GIVEN REQUEST: Return the records that follow unaltered. Omit every picture.

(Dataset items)
__________________________________________________
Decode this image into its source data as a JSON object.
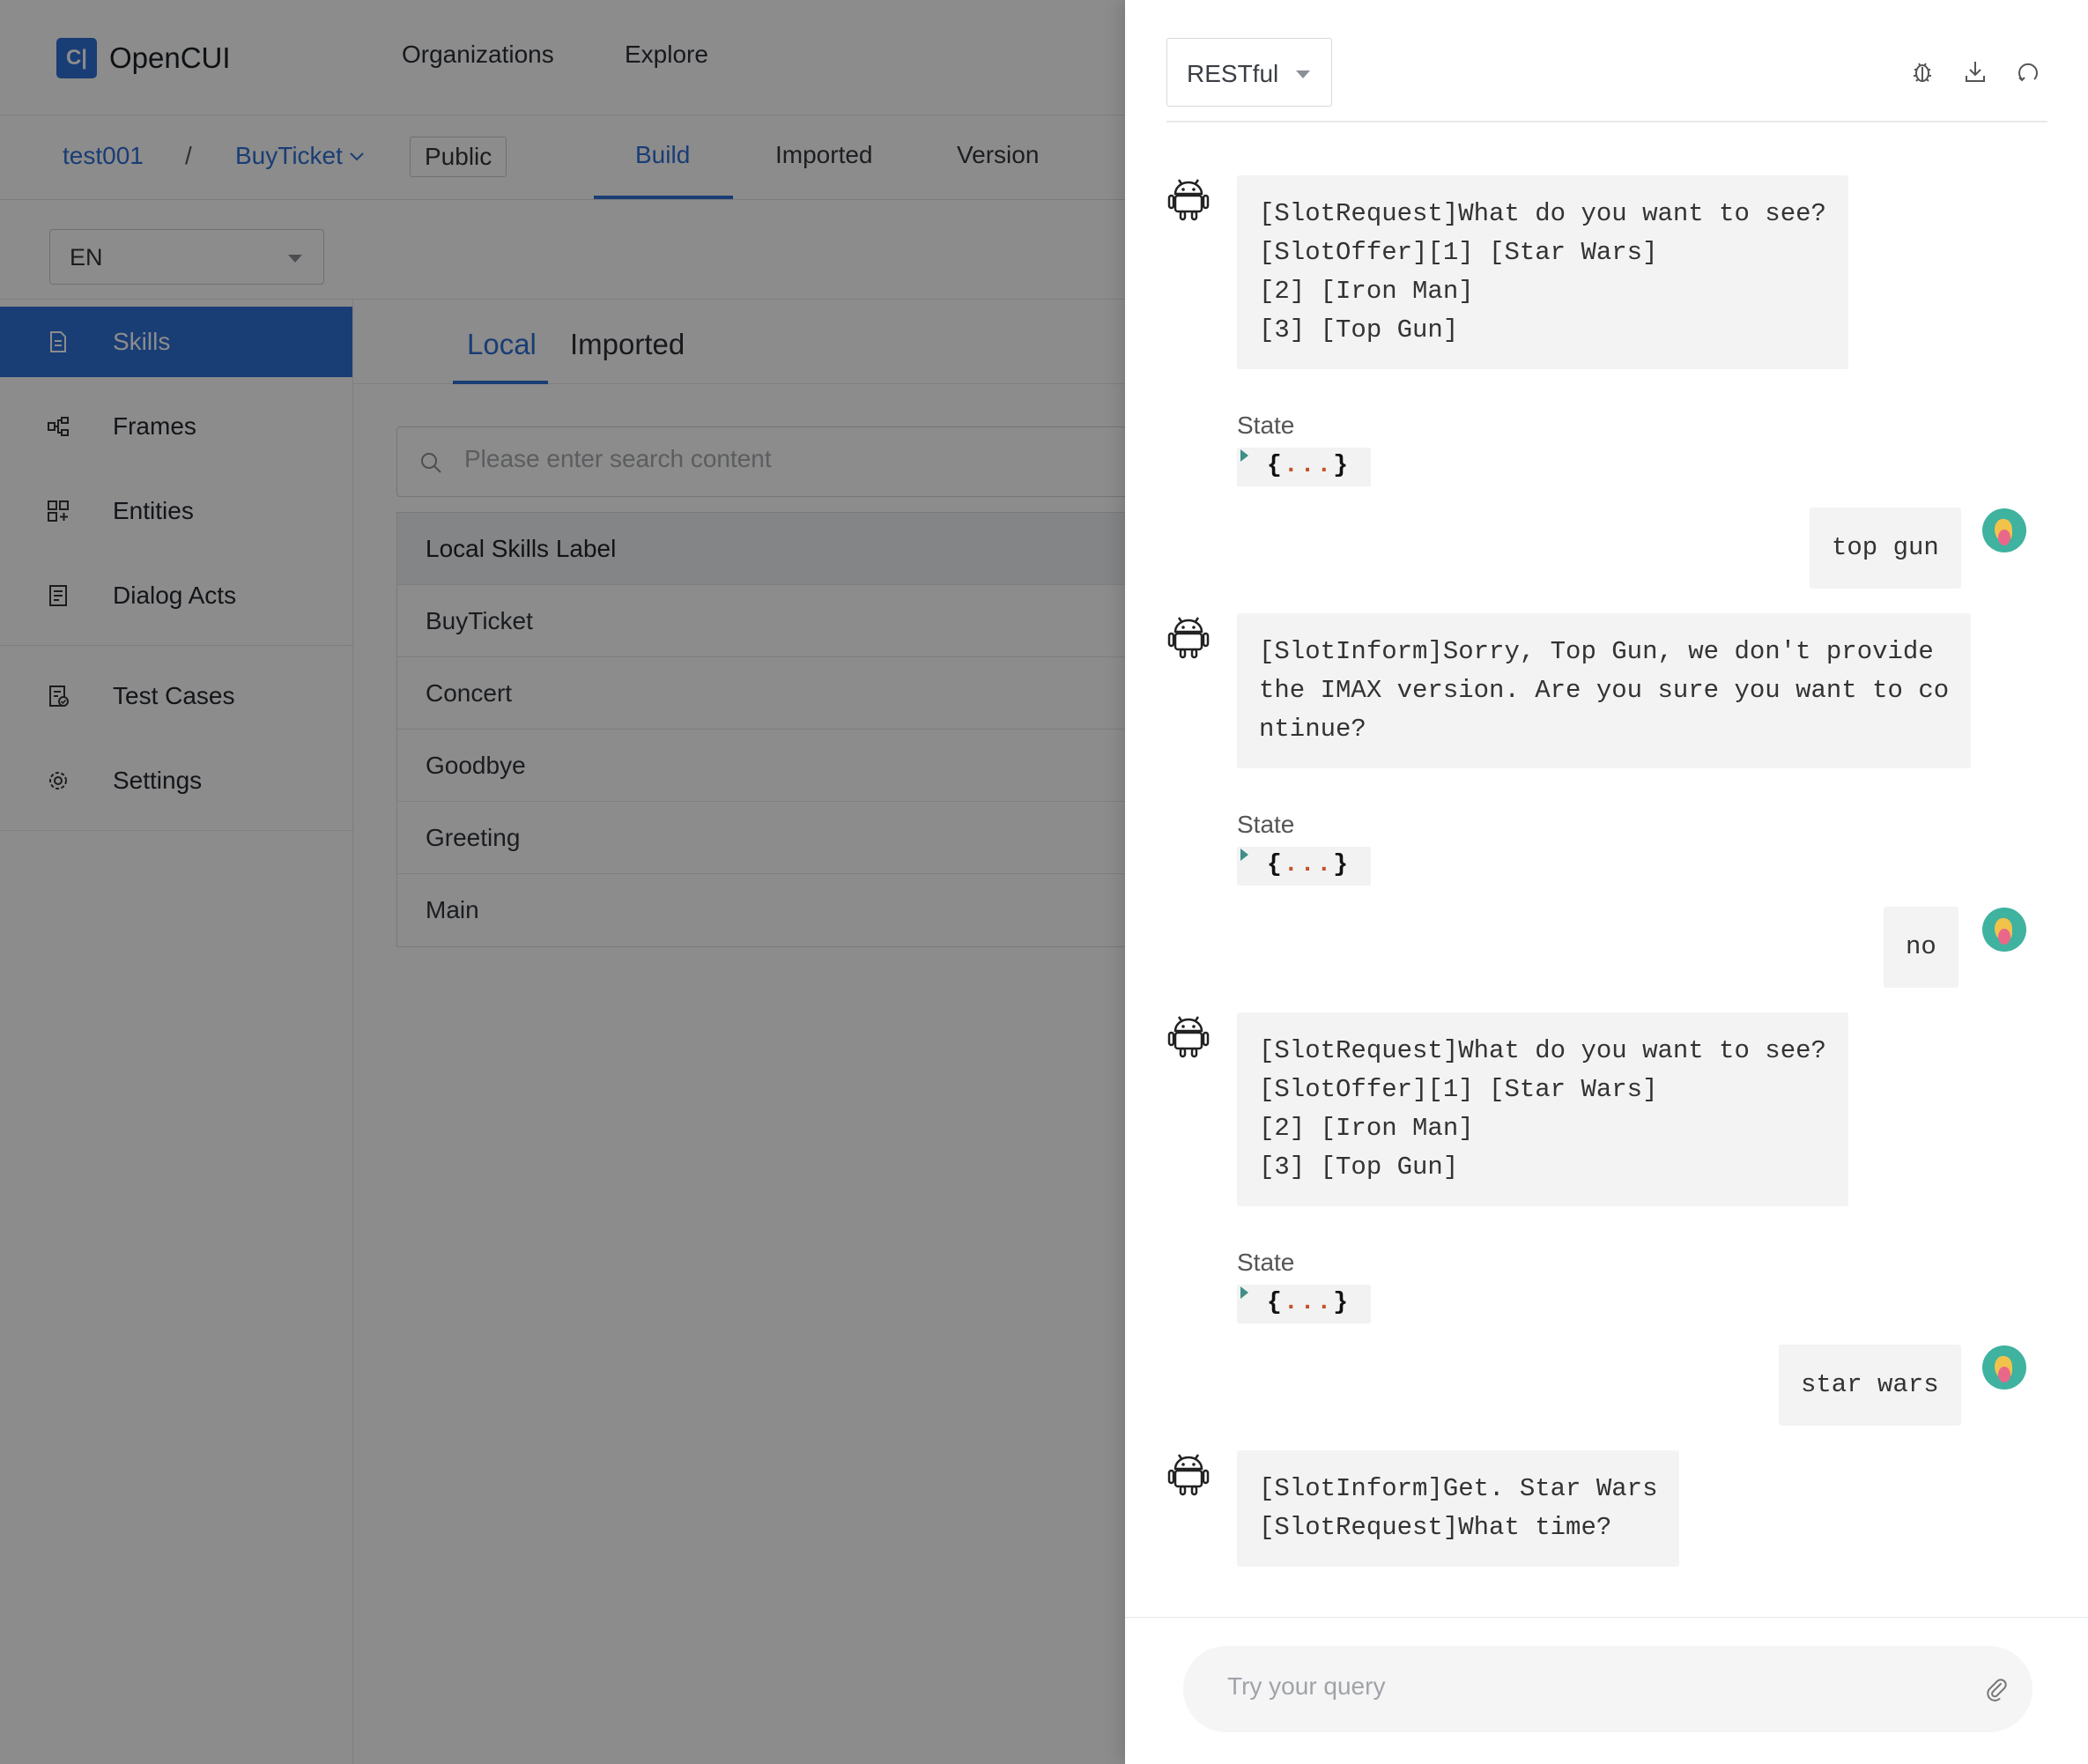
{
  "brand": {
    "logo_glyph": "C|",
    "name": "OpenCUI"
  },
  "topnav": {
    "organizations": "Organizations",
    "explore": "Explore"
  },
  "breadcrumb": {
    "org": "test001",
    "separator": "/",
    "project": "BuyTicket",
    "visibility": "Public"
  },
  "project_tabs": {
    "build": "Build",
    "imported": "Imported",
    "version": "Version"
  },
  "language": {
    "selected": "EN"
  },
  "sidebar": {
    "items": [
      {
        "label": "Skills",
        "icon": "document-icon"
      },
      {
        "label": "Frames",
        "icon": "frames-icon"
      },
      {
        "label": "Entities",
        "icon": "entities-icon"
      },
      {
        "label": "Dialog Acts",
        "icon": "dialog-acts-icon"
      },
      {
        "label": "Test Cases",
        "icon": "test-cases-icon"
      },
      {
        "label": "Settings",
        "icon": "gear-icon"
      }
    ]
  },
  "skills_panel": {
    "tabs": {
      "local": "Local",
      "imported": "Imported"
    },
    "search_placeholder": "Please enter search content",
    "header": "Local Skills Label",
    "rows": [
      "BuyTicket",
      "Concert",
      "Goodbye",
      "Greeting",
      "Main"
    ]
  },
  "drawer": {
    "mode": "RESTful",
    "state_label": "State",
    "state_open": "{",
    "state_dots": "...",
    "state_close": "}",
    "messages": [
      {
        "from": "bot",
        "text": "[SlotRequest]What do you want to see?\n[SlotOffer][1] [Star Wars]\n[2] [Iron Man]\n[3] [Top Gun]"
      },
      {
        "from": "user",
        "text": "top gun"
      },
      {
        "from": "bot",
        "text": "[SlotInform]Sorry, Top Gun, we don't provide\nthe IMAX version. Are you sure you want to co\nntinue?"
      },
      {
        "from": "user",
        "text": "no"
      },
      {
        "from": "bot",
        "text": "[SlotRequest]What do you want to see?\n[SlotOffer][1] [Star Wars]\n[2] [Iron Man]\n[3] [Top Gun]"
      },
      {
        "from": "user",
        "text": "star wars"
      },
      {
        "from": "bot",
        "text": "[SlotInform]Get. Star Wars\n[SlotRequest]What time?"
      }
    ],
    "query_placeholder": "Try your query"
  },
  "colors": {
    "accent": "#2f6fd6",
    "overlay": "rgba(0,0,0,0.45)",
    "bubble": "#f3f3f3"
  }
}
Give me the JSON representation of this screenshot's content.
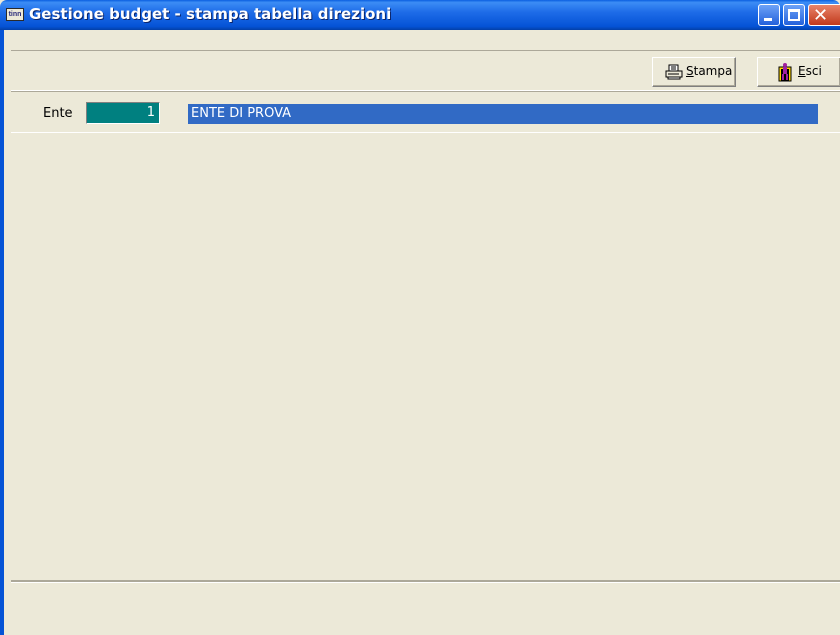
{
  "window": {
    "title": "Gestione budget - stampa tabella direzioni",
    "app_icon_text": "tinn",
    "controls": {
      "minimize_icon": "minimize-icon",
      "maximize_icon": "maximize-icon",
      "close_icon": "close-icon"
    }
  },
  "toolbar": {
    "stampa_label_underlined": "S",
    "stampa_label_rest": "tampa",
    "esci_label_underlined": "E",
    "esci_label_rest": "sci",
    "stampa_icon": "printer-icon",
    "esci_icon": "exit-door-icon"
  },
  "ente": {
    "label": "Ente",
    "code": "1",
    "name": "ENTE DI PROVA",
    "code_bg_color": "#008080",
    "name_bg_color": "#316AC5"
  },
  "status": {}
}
__________________________________________________
WRITTEN SOLUTION:
Decode this image into its source data as a JSON object.
{
  "brand": {
    "logo_glyph": "C|",
    "name": "OpenCUI"
  },
  "topnav": {
    "organizations": "Organizations",
    "explore": "Explore"
  },
  "breadcrumb": {
    "org": "test001",
    "separator": "/",
    "project": "BuyTicket",
    "visibility": "Public"
  },
  "project_tabs": {
    "build": "Build",
    "imported": "Imported",
    "version": "Version"
  },
  "language": {
    "selected": "EN"
  },
  "sidebar": {
    "items": [
      {
        "label": "Skills",
        "icon": "document-icon"
      },
      {
        "label": "Frames",
        "icon": "frames-icon"
      },
      {
        "label": "Entities",
        "icon": "entities-icon"
      },
      {
        "label": "Dialog Acts",
        "icon": "dialog-acts-icon"
      },
      {
        "label": "Test Cases",
        "icon": "test-cases-icon"
      },
      {
        "label": "Settings",
        "icon": "gear-icon"
      }
    ]
  },
  "skills_panel": {
    "tabs": {
      "local": "Local",
      "imported": "Imported"
    },
    "search_placeholder": "Please enter search content",
    "header": "Local Skills Label",
    "rows": [
      "BuyTicket",
      "Concert",
      "Goodbye",
      "Greeting",
      "Main"
    ]
  },
  "drawer": {
    "mode": "RESTful",
    "state_label": "State",
    "state_open": "{",
    "state_dots": "...",
    "state_close": "}",
    "messages": [
      {
        "from": "bot",
        "text": "[SlotRequest]What do you want to see?\n[SlotOffer][1] [Star Wars]\n[2] [Iron Man]\n[3] [Top Gun]"
      },
      {
        "from": "user",
        "text": "top gun"
      },
      {
        "from": "bot",
        "text": "[SlotInform]Sorry, Top Gun, we don't provide\nthe IMAX version. Are you sure you want to co\nntinue?"
      },
      {
        "from": "user",
        "text": "no"
      },
      {
        "from": "bot",
        "text": "[SlotRequest]What do you want to see?\n[SlotOffer][1] [Star Wars]\n[2] [Iron Man]\n[3] [Top Gun]"
      },
      {
        "from": "user",
        "text": "star wars"
      },
      {
        "from": "bot",
        "text": "[SlotInform]Get. Star Wars\n[SlotRequest]What time?"
      }
    ],
    "query_placeholder": "Try your query"
  },
  "colors": {
    "accent": "#2f6fd6",
    "overlay": "rgba(0,0,0,0.45)",
    "bubble": "#f3f3f3"
  }
}
Give me the JSON representation of this screenshot's content.
{
  "window": {
    "title": "Gestione budget - stampa tabella direzioni",
    "app_icon_text": "tinn",
    "controls": {
      "minimize_icon": "minimize-icon",
      "maximize_icon": "maximize-icon",
      "close_icon": "close-icon"
    }
  },
  "toolbar": {
    "stampa_label_underlined": "S",
    "stampa_label_rest": "tampa",
    "esci_label_underlined": "E",
    "esci_label_rest": "sci",
    "stampa_icon": "printer-icon",
    "esci_icon": "exit-door-icon"
  },
  "ente": {
    "label": "Ente",
    "code": "1",
    "name": "ENTE DI PROVA",
    "code_bg_color": "#008080",
    "name_bg_color": "#316AC5"
  },
  "status": {}
}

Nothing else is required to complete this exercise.